**TASK TO COMPLETE**
Can you output the records below exactly as they are, line for line, but without the pictures?

▼

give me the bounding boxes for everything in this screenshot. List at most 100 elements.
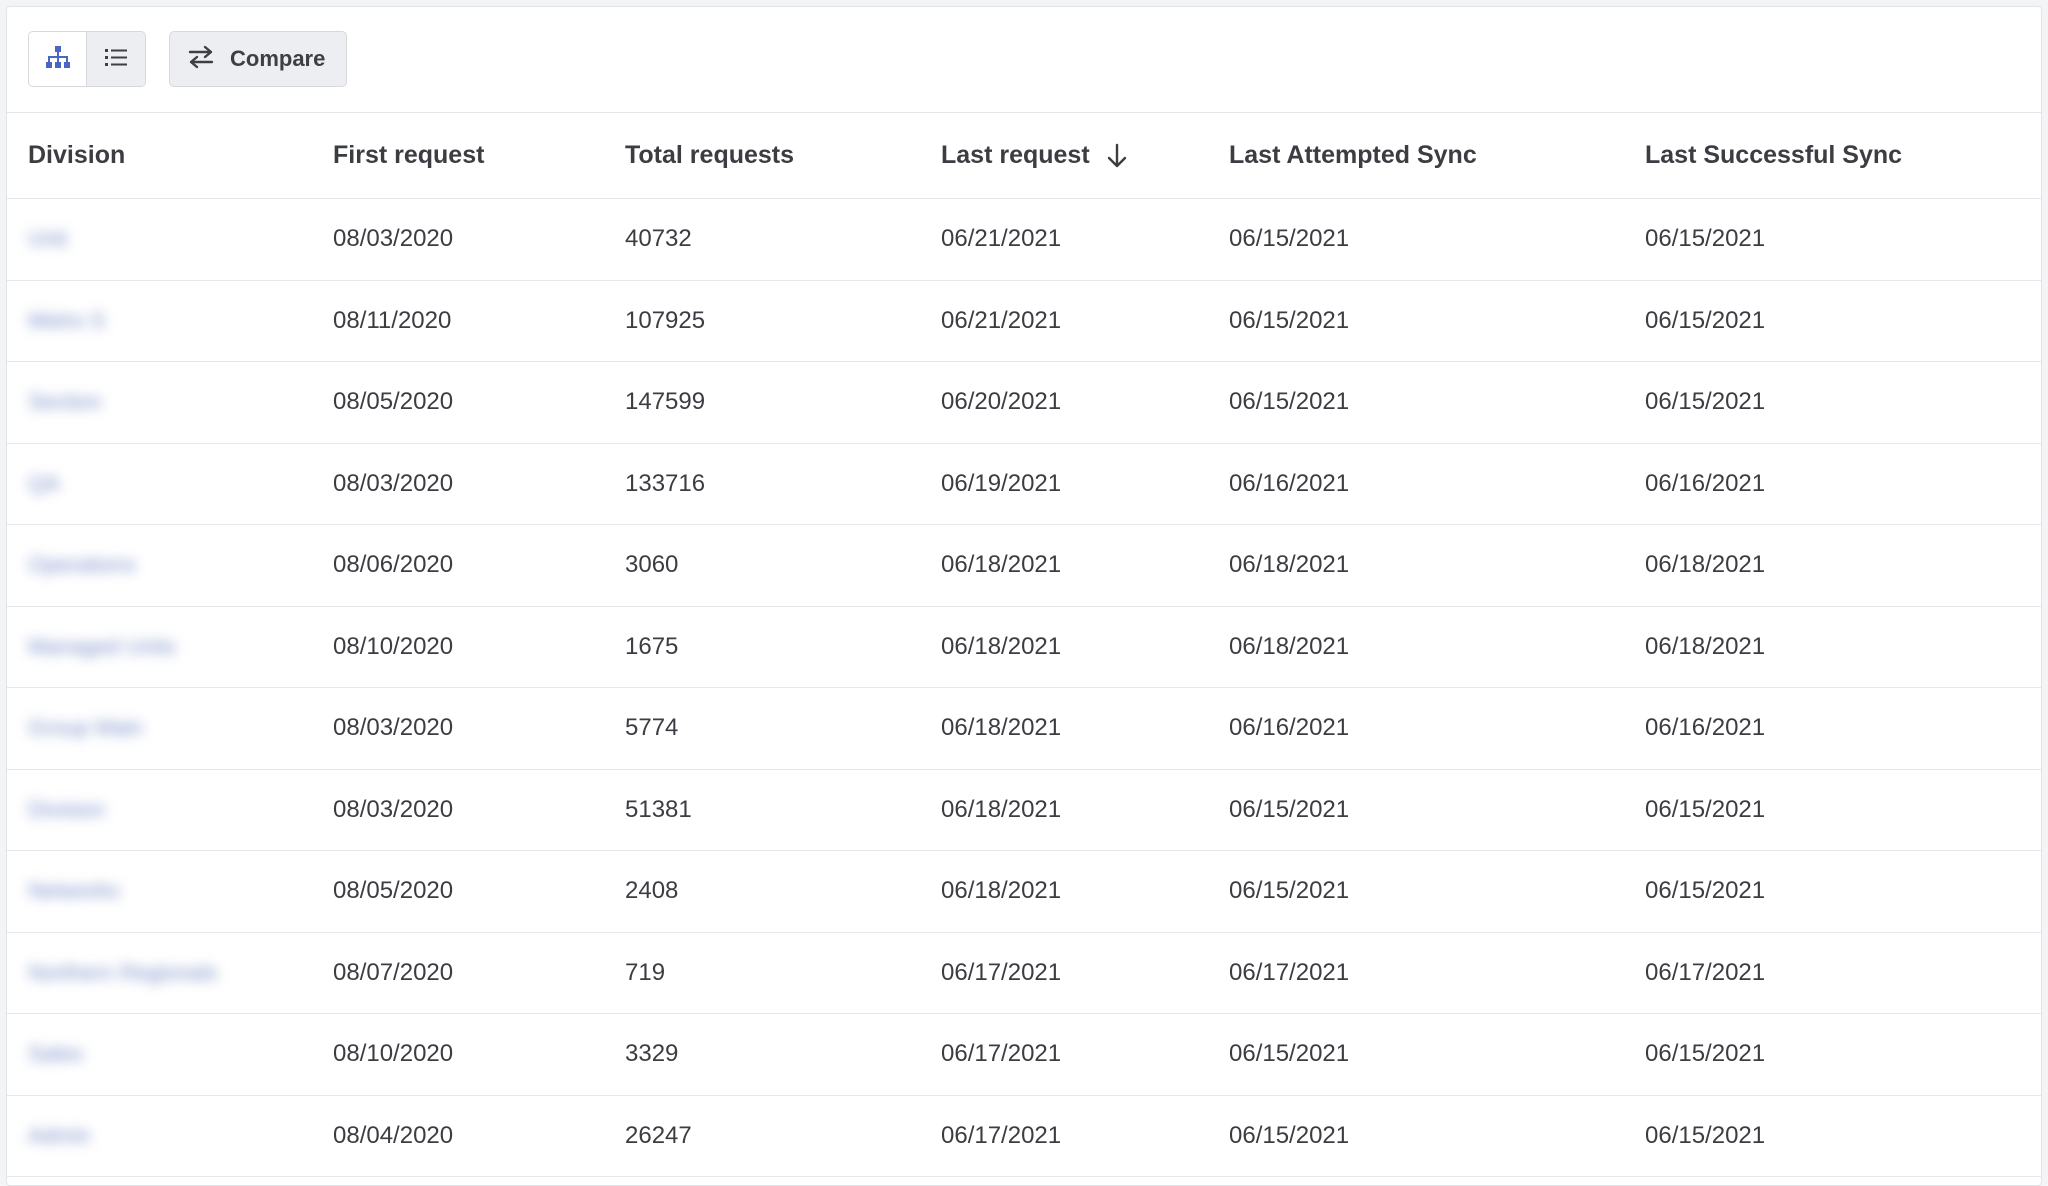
first-request-cell: 08/03/2020 — [333, 225, 454, 253]
last-request-cell: 06/19/2021 — [941, 469, 1062, 497]
division-name-cell[interactable]: Metro S — [7, 280, 245, 361]
column-header-last-successful-sync[interactable]: Last Successful Sync — [1645, 113, 1902, 198]
last-attempted-sync-cell: 06/16/2021 — [1229, 469, 1350, 497]
division-name: Networks — [28, 878, 120, 904]
last-request-cell: 06/17/2021 — [941, 1040, 1062, 1068]
first-request-cell: 08/11/2020 — [333, 306, 452, 334]
total-requests-cell: 719 — [625, 958, 666, 986]
last-successful-sync-cell: 06/16/2021 — [1645, 714, 1766, 742]
column-header-last-request-label: Last request — [941, 141, 1090, 169]
first-request-cell: 08/04/2020 — [333, 1121, 454, 1149]
division-sync-panel: Compare Division First request Total req… — [6, 6, 2042, 1186]
division-name: Managed Units — [28, 633, 176, 659]
table-row[interactable]: Division 08/03/2020 51381 06/18/2021 06/15/2… — [7, 769, 2041, 851]
total-requests-cell: 107925 — [625, 306, 706, 334]
last-successful-sync-cell: 06/17/2021 — [1645, 958, 1766, 986]
last-successful-sync-cell: 06/18/2021 — [1645, 551, 1766, 579]
last-attempted-sync-cell: 06/15/2021 — [1229, 795, 1350, 823]
division-name: Admin — [28, 1122, 91, 1148]
division-name: Northern Regionals — [28, 959, 218, 985]
division-name: Metro S — [28, 307, 106, 333]
table-row[interactable]: Unit 08/03/2020 40732 06/21/2021 06/15/2021 0… — [7, 199, 2041, 281]
division-name: Division — [28, 796, 106, 822]
last-successful-sync-cell: 06/15/2021 — [1645, 1121, 1766, 1149]
last-attempted-sync-cell: 06/15/2021 — [1229, 1040, 1350, 1068]
table-row[interactable]: Section 08/05/2020 147599 06/20/2021 06/15/2… — [7, 362, 2041, 444]
last-attempted-sync-cell: 06/15/2021 — [1229, 1121, 1350, 1149]
compare-label: Compare — [230, 46, 326, 71]
last-request-cell: 06/21/2021 — [941, 306, 1062, 334]
division-name-cell[interactable]: Sales — [7, 1014, 245, 1095]
last-attempted-sync-cell: 06/15/2021 — [1229, 877, 1350, 905]
tree-view-button[interactable] — [29, 32, 87, 86]
total-requests-cell: 51381 — [625, 795, 692, 823]
total-requests-cell: 1675 — [625, 632, 679, 660]
arrow-down-icon[interactable] — [1104, 142, 1130, 170]
table-row[interactable]: Operations 08/06/2020 3060 06/18/2021 06/18/… — [7, 525, 2041, 607]
division-name-cell[interactable]: Admin — [7, 1095, 245, 1176]
last-successful-sync-cell: 06/18/2021 — [1645, 632, 1766, 660]
division-name: Operations — [28, 552, 136, 578]
last-attempted-sync-cell: 06/15/2021 — [1229, 388, 1350, 416]
division-name-cell[interactable]: Division — [7, 769, 245, 850]
division-name: Unit — [28, 226, 68, 252]
first-request-cell: 08/05/2020 — [333, 877, 454, 905]
first-request-cell: 08/05/2020 — [333, 388, 454, 416]
hierarchy-icon — [44, 44, 72, 75]
list-view-button[interactable] — [87, 32, 145, 86]
last-request-cell: 06/17/2021 — [941, 958, 1062, 986]
last-successful-sync-cell: 06/15/2021 — [1645, 877, 1766, 905]
total-requests-cell: 3329 — [625, 1040, 679, 1068]
table-row[interactable]: Metro S 08/11/2020 107925 06/21/2021 06/15/2… — [7, 280, 2041, 362]
division-name-cell[interactable]: Section — [7, 362, 245, 443]
swap-arrows-icon — [186, 44, 216, 75]
last-request-cell: 06/18/2021 — [941, 795, 1062, 823]
last-request-cell: 06/18/2021 — [941, 551, 1062, 579]
last-successful-sync-cell: 06/16/2021 — [1645, 469, 1766, 497]
view-toggle — [28, 31, 146, 87]
last-successful-sync-cell: 06/15/2021 — [1645, 1040, 1766, 1068]
division-name-cell[interactable]: Managed Units — [7, 606, 245, 687]
total-requests-cell: 133716 — [625, 469, 706, 497]
division-name: Section — [28, 389, 102, 415]
column-header-division[interactable]: Division — [28, 113, 125, 198]
division-name-cell[interactable]: QA — [7, 443, 245, 524]
last-attempted-sync-cell: 06/18/2021 — [1229, 551, 1350, 579]
table-row[interactable]: Managed Units 08/10/2020 1675 06/18/2021 06/… — [7, 606, 2041, 688]
last-successful-sync-cell: 06/15/2021 — [1645, 225, 1766, 253]
last-request-cell: 06/20/2021 — [941, 388, 1062, 416]
first-request-cell: 08/03/2020 — [333, 795, 454, 823]
last-attempted-sync-cell: 06/15/2021 — [1229, 306, 1350, 334]
table-row[interactable]: QA 08/03/2020 133716 06/19/2021 06/16/2021 06… — [7, 443, 2041, 525]
table-row[interactable]: Networks 08/05/2020 2408 06/18/2021 06/15/20… — [7, 851, 2041, 933]
column-header-total-requests[interactable]: Total requests — [625, 113, 794, 198]
division-name: QA — [28, 470, 60, 496]
division-name-cell[interactable]: Group Main — [7, 688, 245, 769]
list-icon — [103, 46, 129, 73]
last-attempted-sync-cell: 06/16/2021 — [1229, 714, 1350, 742]
first-request-cell: 08/10/2020 — [333, 1040, 454, 1068]
table-row[interactable]: Sales 08/10/2020 3329 06/17/2021 06/15/2021 0… — [7, 1014, 2041, 1096]
column-header-last-attempted-sync[interactable]: Last Attempted Sync — [1229, 113, 1477, 198]
total-requests-cell: 3060 — [625, 551, 679, 579]
total-requests-cell: 40732 — [625, 225, 692, 253]
last-request-cell: 06/17/2021 — [941, 1121, 1062, 1149]
division-name-cell[interactable]: Northern Regionals — [7, 932, 245, 1013]
last-successful-sync-cell: 06/15/2021 — [1645, 306, 1766, 334]
table-row[interactable]: Northern Regionals 08/07/2020 719 06/17/202… — [7, 932, 2041, 1014]
last-request-cell: 06/18/2021 — [941, 632, 1062, 660]
last-attempted-sync-cell: 06/18/2021 — [1229, 632, 1350, 660]
first-request-cell: 08/06/2020 — [333, 551, 454, 579]
compare-button[interactable]: Compare — [169, 31, 347, 87]
last-successful-sync-cell: 06/15/2021 — [1645, 388, 1766, 416]
table-row[interactable]: Admin 08/04/2020 26247 06/17/2021 06/15/2021… — [7, 1095, 2041, 1177]
total-requests-cell: 2408 — [625, 877, 679, 905]
division-name-cell[interactable]: Unit — [7, 199, 245, 280]
column-header-last-request[interactable]: Last request — [941, 113, 1130, 198]
division-name-cell[interactable]: Operations — [7, 525, 245, 606]
table-header: Division First request Total requests La… — [7, 113, 2041, 199]
table-row[interactable]: Group Main 08/03/2020 5774 06/18/2021 06/16/… — [7, 688, 2041, 770]
division-name-cell[interactable]: Networks — [7, 851, 245, 932]
column-header-first-request[interactable]: First request — [333, 113, 484, 198]
last-attempted-sync-cell: 06/17/2021 — [1229, 958, 1350, 986]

▲

**CORRECT ANSWER**
give me the bounding boxes for everything in this screenshot. List at most 100 elements.
first-request-cell: 08/03/2020 — [333, 225, 454, 253]
last-request-cell: 06/19/2021 — [941, 469, 1062, 497]
division-name-cell[interactable]: Metro S — [7, 280, 245, 361]
column-header-last-successful-sync[interactable]: Last Successful Sync — [1645, 113, 1902, 198]
last-attempted-sync-cell: 06/16/2021 — [1229, 469, 1350, 497]
division-name: Networks — [28, 878, 120, 904]
last-request-cell: 06/17/2021 — [941, 1040, 1062, 1068]
first-request-cell: 08/11/2020 — [333, 306, 452, 334]
total-requests-cell: 719 — [625, 958, 666, 986]
last-successful-sync-cell: 06/16/2021 — [1645, 714, 1766, 742]
column-header-last-request-label: Last request — [941, 141, 1090, 169]
first-request-cell: 08/04/2020 — [333, 1121, 454, 1149]
division-sync-panel: Compare Division First request Total req… — [6, 6, 2042, 1186]
division-name: Managed Units — [28, 633, 176, 659]
table-row[interactable]: Division 08/03/2020 51381 06/18/2021 06/15/2… — [7, 769, 2041, 851]
total-requests-cell: 107925 — [625, 306, 706, 334]
last-successful-sync-cell: 06/17/2021 — [1645, 958, 1766, 986]
last-successful-sync-cell: 06/18/2021 — [1645, 551, 1766, 579]
last-attempted-sync-cell: 06/15/2021 — [1229, 795, 1350, 823]
division-name: Admin — [28, 1122, 91, 1148]
division-name: Northern Regionals — [28, 959, 218, 985]
division-name: Metro S — [28, 307, 106, 333]
table-row[interactable]: Unit 08/03/2020 40732 06/21/2021 06/15/2021 0… — [7, 199, 2041, 281]
division-name: Division — [28, 796, 106, 822]
last-successful-sync-cell: 06/15/2021 — [1645, 1121, 1766, 1149]
last-attempted-sync-cell: 06/15/2021 — [1229, 1040, 1350, 1068]
table-row[interactable]: Section 08/05/2020 147599 06/20/2021 06/15/2… — [7, 362, 2041, 444]
last-attempted-sync-cell: 06/15/2021 — [1229, 1121, 1350, 1149]
compare-label: Compare — [230, 46, 326, 71]
last-request-cell: 06/21/2021 — [941, 306, 1062, 334]
division-name-cell[interactable]: Sales — [7, 1014, 245, 1095]
last-attempted-sync-cell: 06/15/2021 — [1229, 877, 1350, 905]
tree-view-button[interactable] — [29, 32, 87, 86]
total-requests-cell: 51381 — [625, 795, 692, 823]
total-requests-cell: 1675 — [625, 632, 679, 660]
arrow-down-icon[interactable] — [1104, 142, 1130, 170]
table-row[interactable]: Operations 08/06/2020 3060 06/18/2021 06/18/… — [7, 525, 2041, 607]
division-name-cell[interactable]: Admin — [7, 1095, 245, 1176]
last-successful-sync-cell: 06/18/2021 — [1645, 632, 1766, 660]
division-name: Operations — [28, 552, 136, 578]
last-attempted-sync-cell: 06/15/2021 — [1229, 388, 1350, 416]
division-name-cell[interactable]: Division — [7, 769, 245, 850]
division-name: Unit — [28, 226, 68, 252]
first-request-cell: 08/05/2020 — [333, 877, 454, 905]
first-request-cell: 08/05/2020 — [333, 388, 454, 416]
hierarchy-icon — [44, 44, 72, 75]
list-view-button[interactable] — [87, 32, 145, 86]
last-request-cell: 06/17/2021 — [941, 958, 1062, 986]
last-successful-sync-cell: 06/15/2021 — [1645, 877, 1766, 905]
total-requests-cell: 3329 — [625, 1040, 679, 1068]
table-row[interactable]: Metro S 08/11/2020 107925 06/21/2021 06/15/2… — [7, 280, 2041, 362]
division-name-cell[interactable]: Section — [7, 362, 245, 443]
swap-arrows-icon — [186, 44, 216, 75]
last-request-cell: 06/18/2021 — [941, 795, 1062, 823]
last-request-cell: 06/18/2021 — [941, 551, 1062, 579]
last-successful-sync-cell: 06/16/2021 — [1645, 469, 1766, 497]
view-toggle — [28, 31, 146, 87]
last-successful-sync-cell: 06/15/2021 — [1645, 1040, 1766, 1068]
division-name-cell[interactable]: Managed Units — [7, 606, 245, 687]
total-requests-cell: 133716 — [625, 469, 706, 497]
division-name: Section — [28, 389, 102, 415]
column-header-division[interactable]: Division — [28, 113, 125, 198]
division-name-cell[interactable]: QA — [7, 443, 245, 524]
last-attempted-sync-cell: 06/18/2021 — [1229, 551, 1350, 579]
table-row[interactable]: Managed Units 08/10/2020 1675 06/18/2021 06/… — [7, 606, 2041, 688]
last-successful-sync-cell: 06/15/2021 — [1645, 225, 1766, 253]
last-request-cell: 06/20/2021 — [941, 388, 1062, 416]
first-request-cell: 08/03/2020 — [333, 795, 454, 823]
last-attempted-sync-cell: 06/15/2021 — [1229, 306, 1350, 334]
table-row[interactable]: QA 08/03/2020 133716 06/19/2021 06/16/2021 06… — [7, 443, 2041, 525]
table-row[interactable]: Networks 08/05/2020 2408 06/18/2021 06/15/20… — [7, 851, 2041, 933]
column-header-total-requests[interactable]: Total requests — [625, 113, 794, 198]
division-name: QA — [28, 470, 60, 496]
division-name-cell[interactable]: Group Main — [7, 688, 245, 769]
list-icon — [103, 46, 129, 73]
last-attempted-sync-cell: 06/16/2021 — [1229, 714, 1350, 742]
first-request-cell: 08/10/2020 — [333, 1040, 454, 1068]
table-row[interactable]: Sales 08/10/2020 3329 06/17/2021 06/15/2021 0… — [7, 1014, 2041, 1096]
column-header-last-attempted-sync[interactable]: Last Attempted Sync — [1229, 113, 1477, 198]
total-requests-cell: 3060 — [625, 551, 679, 579]
total-requests-cell: 40732 — [625, 225, 692, 253]
last-request-cell: 06/17/2021 — [941, 1121, 1062, 1149]
division-name-cell[interactable]: Northern Regionals — [7, 932, 245, 1013]
last-successful-sync-cell: 06/15/2021 — [1645, 306, 1766, 334]
table-row[interactable]: Northern Regionals 08/07/2020 719 06/17/202… — [7, 932, 2041, 1014]
last-request-cell: 06/18/2021 — [941, 632, 1062, 660]
last-attempted-sync-cell: 06/18/2021 — [1229, 632, 1350, 660]
first-request-cell: 08/06/2020 — [333, 551, 454, 579]
compare-button[interactable]: Compare — [169, 31, 347, 87]
last-successful-sync-cell: 06/15/2021 — [1645, 388, 1766, 416]
table-row[interactable]: Admin 08/04/2020 26247 06/17/2021 06/15/2021… — [7, 1095, 2041, 1177]
total-requests-cell: 2408 — [625, 877, 679, 905]
division-name-cell[interactable]: Unit — [7, 199, 245, 280]
column-header-last-request[interactable]: Last request — [941, 113, 1130, 198]
division-name-cell[interactable]: Operations — [7, 525, 245, 606]
table-header: Division First request Total requests La… — [7, 113, 2041, 199]
table-row[interactable]: Group Main 08/03/2020 5774 06/18/2021 06/16/… — [7, 688, 2041, 770]
division-name-cell[interactable]: Networks — [7, 851, 245, 932]
column-header-first-request[interactable]: First request — [333, 113, 484, 198]
last-attempted-sync-cell: 06/17/2021 — [1229, 958, 1350, 986]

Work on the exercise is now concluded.